**WORK TO COMPLETE**
Where a line in the listing below contains the word "estate", copy that line.

● ● ●

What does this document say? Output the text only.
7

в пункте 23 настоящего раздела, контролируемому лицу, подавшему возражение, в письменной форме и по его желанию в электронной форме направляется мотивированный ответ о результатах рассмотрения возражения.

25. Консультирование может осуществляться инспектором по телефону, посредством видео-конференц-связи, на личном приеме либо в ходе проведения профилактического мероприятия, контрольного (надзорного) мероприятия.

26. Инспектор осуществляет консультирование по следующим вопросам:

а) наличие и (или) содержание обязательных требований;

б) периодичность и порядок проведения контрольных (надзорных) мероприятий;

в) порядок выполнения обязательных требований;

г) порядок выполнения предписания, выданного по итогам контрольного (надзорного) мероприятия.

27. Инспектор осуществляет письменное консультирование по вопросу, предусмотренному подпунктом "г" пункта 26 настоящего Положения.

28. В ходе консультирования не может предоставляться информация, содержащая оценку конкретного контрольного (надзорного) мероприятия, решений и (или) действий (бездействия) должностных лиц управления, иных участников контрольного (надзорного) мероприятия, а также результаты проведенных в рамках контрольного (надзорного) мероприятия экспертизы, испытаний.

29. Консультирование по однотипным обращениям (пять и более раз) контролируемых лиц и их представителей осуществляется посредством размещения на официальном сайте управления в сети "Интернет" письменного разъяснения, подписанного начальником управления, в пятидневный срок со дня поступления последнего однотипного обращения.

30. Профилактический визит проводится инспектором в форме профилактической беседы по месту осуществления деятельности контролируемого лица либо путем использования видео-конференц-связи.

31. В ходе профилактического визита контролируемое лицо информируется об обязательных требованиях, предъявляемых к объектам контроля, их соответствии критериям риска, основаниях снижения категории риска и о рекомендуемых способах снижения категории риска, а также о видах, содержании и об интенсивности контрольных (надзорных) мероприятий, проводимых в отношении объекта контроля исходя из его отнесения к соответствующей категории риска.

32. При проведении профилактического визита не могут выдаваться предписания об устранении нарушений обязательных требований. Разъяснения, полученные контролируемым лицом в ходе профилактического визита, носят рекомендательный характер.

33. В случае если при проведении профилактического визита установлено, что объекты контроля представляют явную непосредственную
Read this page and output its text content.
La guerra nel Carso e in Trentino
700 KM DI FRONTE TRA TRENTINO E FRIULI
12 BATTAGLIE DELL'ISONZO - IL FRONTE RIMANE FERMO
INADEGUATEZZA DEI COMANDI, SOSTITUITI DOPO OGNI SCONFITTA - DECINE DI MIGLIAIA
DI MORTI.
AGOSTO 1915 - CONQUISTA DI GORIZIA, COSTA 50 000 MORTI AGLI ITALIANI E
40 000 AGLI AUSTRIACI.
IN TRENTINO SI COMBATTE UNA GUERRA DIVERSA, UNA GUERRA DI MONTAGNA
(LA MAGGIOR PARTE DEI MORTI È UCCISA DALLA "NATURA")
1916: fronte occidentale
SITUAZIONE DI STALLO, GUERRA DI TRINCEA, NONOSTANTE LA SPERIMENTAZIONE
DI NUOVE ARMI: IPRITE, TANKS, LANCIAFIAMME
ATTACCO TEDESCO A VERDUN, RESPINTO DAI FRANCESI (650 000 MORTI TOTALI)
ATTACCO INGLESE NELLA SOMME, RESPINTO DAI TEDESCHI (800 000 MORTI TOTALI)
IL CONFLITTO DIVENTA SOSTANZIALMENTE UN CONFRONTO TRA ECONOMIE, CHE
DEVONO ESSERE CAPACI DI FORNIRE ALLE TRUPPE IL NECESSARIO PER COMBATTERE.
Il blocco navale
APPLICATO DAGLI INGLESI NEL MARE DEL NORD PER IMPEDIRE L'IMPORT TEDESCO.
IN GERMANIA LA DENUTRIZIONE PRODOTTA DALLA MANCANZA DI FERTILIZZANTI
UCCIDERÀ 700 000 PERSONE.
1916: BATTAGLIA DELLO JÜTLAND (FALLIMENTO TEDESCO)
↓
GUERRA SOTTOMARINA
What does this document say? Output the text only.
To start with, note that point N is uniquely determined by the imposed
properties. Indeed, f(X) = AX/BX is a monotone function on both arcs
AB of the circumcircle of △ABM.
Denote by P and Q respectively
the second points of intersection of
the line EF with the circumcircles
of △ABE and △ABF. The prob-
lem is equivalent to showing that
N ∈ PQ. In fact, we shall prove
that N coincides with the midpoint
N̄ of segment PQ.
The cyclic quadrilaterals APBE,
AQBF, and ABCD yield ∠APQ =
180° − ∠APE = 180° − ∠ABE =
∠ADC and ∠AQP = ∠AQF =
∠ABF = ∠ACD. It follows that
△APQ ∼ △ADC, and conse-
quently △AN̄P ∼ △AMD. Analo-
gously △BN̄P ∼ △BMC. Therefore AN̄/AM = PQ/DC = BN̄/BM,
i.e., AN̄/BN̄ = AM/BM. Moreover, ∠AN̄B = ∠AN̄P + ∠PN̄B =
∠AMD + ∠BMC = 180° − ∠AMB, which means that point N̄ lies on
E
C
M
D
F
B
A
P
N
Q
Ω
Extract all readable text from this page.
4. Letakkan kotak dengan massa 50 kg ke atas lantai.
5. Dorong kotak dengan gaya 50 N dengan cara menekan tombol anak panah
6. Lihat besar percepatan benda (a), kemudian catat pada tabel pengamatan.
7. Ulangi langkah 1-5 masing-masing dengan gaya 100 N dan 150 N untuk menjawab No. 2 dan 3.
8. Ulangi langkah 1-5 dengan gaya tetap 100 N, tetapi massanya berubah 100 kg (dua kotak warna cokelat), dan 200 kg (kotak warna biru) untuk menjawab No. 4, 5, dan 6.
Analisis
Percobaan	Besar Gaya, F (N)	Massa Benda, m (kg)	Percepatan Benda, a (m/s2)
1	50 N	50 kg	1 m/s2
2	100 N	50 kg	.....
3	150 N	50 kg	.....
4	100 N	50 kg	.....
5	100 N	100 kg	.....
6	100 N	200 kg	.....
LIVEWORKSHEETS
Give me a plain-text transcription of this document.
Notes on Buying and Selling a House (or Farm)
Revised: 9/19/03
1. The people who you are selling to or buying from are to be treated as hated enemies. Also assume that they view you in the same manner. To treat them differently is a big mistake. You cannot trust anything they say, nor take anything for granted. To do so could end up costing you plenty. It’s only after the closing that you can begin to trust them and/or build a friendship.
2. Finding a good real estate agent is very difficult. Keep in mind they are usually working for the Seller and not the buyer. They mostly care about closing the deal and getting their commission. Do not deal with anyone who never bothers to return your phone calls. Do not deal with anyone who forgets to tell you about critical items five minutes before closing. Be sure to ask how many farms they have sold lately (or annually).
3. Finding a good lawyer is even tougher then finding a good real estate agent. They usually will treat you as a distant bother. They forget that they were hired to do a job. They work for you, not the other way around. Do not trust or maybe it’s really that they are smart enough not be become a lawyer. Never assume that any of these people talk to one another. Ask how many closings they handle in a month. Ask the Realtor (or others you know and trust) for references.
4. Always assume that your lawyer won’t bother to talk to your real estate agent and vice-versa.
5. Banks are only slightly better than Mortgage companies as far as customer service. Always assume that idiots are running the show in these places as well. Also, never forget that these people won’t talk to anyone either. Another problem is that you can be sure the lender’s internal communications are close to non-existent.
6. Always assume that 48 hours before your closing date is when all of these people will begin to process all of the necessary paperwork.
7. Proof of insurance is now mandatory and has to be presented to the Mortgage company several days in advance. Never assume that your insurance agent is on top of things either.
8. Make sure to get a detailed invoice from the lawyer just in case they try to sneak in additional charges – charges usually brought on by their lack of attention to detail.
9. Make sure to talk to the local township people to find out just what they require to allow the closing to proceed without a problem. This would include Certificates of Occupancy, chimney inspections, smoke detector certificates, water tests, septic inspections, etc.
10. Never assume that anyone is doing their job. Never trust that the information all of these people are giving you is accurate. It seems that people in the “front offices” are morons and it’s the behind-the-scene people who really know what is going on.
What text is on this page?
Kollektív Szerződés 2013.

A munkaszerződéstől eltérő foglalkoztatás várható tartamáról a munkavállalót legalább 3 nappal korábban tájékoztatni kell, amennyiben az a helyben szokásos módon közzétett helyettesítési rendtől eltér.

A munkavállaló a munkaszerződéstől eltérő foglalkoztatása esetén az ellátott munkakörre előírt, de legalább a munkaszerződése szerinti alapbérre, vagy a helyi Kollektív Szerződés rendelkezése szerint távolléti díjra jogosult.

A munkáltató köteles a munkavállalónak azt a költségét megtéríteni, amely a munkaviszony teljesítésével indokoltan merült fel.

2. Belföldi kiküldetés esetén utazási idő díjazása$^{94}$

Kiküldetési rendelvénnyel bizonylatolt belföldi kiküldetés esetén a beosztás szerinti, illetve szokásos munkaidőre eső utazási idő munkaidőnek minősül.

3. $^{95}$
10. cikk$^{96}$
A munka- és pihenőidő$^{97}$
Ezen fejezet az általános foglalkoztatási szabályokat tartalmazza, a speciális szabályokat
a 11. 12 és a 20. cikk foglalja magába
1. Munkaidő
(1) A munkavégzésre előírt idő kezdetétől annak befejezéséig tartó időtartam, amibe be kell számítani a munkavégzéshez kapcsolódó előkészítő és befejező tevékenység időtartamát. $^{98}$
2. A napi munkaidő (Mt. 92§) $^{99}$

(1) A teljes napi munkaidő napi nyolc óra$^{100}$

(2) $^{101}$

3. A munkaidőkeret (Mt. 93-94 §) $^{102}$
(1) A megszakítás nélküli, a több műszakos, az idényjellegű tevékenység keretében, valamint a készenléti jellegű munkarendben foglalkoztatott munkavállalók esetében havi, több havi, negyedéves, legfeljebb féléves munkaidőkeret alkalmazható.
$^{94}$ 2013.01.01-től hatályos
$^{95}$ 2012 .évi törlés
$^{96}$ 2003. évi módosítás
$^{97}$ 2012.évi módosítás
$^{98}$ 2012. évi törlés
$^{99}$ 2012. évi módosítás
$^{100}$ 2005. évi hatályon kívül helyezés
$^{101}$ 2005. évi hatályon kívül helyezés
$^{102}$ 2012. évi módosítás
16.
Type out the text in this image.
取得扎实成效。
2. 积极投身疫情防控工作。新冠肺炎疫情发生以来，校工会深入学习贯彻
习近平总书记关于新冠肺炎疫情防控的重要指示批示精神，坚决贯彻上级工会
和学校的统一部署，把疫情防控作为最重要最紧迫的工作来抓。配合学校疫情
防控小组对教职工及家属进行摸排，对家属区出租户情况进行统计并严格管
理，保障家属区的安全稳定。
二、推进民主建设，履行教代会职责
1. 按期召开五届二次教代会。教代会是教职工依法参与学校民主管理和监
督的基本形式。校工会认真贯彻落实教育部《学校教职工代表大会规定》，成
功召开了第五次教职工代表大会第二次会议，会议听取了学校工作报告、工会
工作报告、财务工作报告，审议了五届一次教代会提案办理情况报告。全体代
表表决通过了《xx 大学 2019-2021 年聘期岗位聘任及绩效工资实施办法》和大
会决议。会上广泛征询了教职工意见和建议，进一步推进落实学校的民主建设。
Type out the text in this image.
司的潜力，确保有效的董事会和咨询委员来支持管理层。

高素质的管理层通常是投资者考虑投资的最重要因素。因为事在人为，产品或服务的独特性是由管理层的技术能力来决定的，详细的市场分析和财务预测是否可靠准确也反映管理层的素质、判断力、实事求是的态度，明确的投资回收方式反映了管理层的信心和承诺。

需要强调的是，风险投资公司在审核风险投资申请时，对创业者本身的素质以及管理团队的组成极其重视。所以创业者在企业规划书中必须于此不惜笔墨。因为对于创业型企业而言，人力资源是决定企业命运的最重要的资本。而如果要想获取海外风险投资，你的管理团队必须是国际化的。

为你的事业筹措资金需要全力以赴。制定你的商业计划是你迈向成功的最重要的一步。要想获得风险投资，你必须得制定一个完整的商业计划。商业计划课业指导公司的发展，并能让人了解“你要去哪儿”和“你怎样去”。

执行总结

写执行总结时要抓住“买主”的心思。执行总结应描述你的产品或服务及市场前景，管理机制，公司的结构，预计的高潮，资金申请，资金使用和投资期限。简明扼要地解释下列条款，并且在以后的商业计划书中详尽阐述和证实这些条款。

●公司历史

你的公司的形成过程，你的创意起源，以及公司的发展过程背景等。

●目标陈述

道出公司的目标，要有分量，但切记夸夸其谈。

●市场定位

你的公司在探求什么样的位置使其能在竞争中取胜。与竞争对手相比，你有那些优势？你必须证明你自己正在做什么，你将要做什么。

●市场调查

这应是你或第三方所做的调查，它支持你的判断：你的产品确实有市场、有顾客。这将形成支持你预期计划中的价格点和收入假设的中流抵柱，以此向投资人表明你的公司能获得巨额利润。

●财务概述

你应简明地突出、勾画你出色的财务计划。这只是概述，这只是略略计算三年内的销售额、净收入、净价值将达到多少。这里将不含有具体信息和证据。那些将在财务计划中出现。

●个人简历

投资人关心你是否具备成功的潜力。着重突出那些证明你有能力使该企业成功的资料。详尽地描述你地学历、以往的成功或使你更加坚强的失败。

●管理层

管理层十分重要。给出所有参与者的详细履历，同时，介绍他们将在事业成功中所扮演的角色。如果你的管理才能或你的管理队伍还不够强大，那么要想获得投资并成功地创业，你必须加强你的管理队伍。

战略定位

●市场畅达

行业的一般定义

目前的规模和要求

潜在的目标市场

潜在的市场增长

● ● ●

**FINAL ANSWER**
2. Finding a good real estate agent is very difficult. Keep in mind they are usually working for the Seller and not the buyer. They mostly care about closing the deal and getting their commission. Do not deal with anyone who never bothers to return your phone calls. Do not deal with anyone who forgets to tell you about critical items five minutes before closing. Be sure to ask how many farms they have sold lately (or annually).
3. Finding a good lawyer is even tougher then finding a good real estate agent. They usually will treat you as a distant bother. They forget that they were hired to do a job. They work for you, not the other way around. Do not trust or maybe it’s really that they are smart enough not be become a lawyer. Never assume that any of these people talk to one another. Ask how many closings they handle in a month. Ask the Realtor (or others you know and trust) for references.
4. Always assume that your lawyer won’t bother to talk to your real estate agent and vice-versa.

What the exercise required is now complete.